GIVEN INSTRUCTION:
Return each line of the records holding the string "Bioenergies".

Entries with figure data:
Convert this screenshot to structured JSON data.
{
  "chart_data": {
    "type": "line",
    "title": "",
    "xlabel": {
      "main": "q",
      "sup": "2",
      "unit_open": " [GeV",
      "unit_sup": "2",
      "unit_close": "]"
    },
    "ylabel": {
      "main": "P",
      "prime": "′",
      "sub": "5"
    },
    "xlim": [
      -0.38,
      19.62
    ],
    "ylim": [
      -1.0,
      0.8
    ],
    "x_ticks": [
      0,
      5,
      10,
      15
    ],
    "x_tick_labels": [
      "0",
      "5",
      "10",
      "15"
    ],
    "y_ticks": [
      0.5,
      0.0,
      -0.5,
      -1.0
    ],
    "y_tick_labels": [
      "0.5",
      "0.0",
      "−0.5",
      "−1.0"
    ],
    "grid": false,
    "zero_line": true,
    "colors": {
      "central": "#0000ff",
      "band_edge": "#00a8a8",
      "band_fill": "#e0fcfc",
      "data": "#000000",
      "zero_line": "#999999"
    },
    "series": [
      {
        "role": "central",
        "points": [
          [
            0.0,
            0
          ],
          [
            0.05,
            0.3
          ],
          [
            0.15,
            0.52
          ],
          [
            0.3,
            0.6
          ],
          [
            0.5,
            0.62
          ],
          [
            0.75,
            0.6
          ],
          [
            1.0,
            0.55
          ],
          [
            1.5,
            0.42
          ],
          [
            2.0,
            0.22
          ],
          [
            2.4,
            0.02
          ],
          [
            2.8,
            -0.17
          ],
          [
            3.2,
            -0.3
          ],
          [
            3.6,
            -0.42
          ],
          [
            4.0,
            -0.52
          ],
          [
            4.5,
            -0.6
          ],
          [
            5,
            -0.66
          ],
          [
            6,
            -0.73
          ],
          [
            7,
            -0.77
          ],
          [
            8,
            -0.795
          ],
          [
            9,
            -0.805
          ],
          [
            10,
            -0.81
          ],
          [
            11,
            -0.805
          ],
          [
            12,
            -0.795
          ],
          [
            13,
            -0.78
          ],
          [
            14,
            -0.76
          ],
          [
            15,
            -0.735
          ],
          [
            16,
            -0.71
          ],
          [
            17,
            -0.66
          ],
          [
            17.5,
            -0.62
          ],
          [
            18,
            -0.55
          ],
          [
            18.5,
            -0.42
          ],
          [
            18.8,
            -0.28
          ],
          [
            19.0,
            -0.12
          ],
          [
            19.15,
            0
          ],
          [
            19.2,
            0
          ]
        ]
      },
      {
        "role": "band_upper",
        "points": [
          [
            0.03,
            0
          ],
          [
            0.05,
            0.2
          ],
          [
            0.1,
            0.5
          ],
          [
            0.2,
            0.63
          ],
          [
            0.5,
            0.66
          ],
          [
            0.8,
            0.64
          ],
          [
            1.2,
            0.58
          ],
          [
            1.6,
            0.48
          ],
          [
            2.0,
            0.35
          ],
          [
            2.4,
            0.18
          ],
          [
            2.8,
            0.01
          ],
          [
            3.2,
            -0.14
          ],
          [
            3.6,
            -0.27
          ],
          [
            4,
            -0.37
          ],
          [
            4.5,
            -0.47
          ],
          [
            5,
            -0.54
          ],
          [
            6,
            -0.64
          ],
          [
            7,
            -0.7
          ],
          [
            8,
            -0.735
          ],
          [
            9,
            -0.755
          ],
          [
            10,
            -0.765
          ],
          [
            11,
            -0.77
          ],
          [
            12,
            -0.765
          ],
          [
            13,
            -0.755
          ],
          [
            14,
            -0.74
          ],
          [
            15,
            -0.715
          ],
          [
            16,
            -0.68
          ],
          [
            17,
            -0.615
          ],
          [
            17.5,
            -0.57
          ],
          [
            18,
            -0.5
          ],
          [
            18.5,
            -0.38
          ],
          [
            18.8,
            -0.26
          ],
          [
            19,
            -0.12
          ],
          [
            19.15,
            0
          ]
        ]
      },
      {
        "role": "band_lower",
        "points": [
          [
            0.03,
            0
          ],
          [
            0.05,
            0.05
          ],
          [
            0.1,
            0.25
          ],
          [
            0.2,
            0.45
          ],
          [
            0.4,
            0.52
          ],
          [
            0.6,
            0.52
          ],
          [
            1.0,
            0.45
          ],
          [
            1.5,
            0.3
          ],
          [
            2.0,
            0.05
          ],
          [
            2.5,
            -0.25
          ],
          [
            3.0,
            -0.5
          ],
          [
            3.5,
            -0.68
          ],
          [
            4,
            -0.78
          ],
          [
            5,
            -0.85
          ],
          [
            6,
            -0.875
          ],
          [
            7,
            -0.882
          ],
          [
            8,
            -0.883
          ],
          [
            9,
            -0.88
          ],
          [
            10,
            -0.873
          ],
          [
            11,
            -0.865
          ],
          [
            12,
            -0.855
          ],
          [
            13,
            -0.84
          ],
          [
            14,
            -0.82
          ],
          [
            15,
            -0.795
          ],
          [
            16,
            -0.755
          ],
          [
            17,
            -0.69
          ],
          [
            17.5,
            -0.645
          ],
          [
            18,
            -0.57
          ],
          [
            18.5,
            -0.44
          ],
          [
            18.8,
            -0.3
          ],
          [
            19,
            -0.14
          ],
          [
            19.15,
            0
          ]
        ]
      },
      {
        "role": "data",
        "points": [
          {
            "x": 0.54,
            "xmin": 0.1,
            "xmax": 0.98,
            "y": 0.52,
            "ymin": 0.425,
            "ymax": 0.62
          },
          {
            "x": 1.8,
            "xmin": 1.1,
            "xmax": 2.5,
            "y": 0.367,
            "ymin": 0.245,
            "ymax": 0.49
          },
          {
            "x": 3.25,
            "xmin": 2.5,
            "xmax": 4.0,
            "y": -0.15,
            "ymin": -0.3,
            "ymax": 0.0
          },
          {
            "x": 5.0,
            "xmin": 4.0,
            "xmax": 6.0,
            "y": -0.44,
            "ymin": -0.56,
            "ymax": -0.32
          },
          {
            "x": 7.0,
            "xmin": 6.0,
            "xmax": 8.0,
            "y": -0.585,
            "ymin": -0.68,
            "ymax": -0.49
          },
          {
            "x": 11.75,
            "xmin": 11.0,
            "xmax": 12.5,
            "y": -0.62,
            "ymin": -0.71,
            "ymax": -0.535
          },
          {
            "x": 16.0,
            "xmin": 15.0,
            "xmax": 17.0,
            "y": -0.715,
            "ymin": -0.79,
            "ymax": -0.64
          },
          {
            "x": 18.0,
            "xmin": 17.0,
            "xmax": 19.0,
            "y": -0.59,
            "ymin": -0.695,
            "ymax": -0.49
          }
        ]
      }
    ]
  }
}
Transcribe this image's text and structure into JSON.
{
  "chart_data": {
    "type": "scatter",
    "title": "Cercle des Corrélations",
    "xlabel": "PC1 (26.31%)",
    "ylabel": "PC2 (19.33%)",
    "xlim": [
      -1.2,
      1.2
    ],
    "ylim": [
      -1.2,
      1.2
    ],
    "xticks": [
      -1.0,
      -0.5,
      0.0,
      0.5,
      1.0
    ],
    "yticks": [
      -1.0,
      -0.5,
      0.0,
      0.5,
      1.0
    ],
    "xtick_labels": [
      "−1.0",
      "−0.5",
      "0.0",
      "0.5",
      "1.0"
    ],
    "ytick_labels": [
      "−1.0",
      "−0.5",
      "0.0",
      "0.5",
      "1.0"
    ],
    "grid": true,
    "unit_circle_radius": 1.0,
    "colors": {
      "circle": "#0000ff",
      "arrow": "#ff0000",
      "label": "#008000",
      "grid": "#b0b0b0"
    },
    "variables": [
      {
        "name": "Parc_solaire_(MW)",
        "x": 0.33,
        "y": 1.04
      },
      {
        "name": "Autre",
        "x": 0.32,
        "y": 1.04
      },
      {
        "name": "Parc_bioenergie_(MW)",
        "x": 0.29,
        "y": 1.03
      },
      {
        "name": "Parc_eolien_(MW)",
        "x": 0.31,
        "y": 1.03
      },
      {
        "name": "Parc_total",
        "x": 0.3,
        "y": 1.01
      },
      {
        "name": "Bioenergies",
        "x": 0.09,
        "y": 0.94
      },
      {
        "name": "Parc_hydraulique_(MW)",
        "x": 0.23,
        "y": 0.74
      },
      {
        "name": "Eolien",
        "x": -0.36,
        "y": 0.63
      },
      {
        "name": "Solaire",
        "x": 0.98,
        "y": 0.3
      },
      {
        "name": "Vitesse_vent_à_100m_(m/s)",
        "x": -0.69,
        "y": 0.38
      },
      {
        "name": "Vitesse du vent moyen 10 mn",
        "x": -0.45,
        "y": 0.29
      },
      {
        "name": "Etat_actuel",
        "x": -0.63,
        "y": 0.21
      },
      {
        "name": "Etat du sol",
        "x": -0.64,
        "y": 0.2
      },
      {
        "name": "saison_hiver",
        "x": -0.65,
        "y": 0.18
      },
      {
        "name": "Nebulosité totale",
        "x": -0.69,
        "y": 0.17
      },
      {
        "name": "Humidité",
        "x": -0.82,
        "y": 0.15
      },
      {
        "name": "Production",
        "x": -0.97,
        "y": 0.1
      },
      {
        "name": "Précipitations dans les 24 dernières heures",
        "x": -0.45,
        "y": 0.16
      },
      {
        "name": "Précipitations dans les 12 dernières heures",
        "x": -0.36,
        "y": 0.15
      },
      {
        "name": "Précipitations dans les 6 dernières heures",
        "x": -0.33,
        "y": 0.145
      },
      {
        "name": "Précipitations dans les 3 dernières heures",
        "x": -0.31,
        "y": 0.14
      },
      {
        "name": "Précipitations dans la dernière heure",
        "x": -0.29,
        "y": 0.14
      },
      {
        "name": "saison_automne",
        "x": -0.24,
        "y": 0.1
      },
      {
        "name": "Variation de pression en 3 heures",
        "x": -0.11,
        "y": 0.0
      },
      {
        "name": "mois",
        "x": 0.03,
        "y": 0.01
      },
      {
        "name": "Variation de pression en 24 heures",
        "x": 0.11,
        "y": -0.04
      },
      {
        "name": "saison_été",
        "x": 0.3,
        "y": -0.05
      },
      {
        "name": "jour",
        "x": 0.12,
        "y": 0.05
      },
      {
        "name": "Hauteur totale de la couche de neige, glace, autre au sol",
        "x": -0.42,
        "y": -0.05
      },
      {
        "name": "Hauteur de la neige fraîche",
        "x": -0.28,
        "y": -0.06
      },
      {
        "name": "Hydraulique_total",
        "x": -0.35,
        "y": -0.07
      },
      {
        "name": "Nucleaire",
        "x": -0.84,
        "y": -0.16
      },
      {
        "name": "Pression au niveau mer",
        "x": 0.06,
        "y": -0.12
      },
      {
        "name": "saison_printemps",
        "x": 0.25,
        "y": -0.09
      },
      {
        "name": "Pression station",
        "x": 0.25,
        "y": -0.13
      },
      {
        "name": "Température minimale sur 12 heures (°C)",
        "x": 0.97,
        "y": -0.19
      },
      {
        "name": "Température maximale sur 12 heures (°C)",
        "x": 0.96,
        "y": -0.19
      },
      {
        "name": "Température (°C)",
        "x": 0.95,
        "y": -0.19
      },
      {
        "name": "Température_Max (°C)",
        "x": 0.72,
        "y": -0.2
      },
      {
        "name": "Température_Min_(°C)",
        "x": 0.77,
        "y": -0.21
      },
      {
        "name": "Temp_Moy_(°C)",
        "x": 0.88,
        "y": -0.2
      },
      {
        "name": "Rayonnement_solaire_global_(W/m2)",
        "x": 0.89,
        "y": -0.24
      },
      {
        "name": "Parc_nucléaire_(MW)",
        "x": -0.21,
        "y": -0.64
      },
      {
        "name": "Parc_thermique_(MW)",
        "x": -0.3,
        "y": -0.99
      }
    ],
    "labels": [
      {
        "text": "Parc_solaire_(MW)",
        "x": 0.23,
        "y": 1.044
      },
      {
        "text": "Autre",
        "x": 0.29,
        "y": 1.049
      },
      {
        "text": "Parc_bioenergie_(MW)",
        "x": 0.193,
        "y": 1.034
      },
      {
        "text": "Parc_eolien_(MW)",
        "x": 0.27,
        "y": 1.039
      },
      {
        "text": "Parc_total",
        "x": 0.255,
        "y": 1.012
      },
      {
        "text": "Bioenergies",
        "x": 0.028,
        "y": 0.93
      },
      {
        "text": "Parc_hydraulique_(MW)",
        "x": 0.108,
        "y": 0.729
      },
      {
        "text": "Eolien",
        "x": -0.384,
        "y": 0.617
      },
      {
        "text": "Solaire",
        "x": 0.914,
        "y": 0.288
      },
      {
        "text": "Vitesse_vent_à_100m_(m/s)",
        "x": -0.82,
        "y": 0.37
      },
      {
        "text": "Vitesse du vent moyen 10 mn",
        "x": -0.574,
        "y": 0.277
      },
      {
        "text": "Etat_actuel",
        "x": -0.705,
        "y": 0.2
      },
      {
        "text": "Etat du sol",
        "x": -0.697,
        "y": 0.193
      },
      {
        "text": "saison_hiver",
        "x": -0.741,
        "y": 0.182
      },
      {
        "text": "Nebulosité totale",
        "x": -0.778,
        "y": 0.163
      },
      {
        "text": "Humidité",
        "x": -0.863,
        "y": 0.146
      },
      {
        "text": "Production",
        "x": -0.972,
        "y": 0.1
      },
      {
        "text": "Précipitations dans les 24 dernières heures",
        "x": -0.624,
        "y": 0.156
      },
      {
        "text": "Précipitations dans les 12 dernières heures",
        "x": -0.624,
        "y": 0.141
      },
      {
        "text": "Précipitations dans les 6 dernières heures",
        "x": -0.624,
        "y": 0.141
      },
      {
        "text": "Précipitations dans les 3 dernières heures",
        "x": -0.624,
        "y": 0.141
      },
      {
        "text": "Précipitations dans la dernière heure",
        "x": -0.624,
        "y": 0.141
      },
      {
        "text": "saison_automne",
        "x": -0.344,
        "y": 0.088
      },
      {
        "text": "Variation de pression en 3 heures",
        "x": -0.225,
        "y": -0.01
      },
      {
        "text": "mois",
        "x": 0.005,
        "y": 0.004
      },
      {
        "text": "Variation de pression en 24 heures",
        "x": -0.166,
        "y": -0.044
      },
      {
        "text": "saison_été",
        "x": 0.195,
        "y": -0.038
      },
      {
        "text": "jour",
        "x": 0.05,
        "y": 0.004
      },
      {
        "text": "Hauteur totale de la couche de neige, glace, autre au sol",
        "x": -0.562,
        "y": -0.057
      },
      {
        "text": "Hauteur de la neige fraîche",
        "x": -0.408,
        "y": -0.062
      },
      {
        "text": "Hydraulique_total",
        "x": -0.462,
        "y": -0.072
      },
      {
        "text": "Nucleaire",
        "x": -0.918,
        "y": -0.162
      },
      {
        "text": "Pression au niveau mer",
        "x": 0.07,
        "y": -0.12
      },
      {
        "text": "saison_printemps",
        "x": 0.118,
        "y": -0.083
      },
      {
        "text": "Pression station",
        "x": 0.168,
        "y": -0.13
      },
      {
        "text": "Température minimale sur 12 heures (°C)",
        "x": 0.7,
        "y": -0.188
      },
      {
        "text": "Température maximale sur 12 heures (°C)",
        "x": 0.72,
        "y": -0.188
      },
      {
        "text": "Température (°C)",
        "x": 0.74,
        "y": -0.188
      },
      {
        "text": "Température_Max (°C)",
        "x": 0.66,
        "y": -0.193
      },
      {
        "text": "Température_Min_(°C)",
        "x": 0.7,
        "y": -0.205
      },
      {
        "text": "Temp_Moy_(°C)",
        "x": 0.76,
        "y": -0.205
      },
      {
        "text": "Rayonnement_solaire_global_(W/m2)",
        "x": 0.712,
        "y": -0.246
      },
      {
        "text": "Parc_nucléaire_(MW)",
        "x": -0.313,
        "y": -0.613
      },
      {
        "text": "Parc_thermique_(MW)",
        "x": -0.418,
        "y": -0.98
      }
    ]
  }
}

ANSWER IN FULL:
        "name": "Bioenergies",
        "text": "Bioenergies",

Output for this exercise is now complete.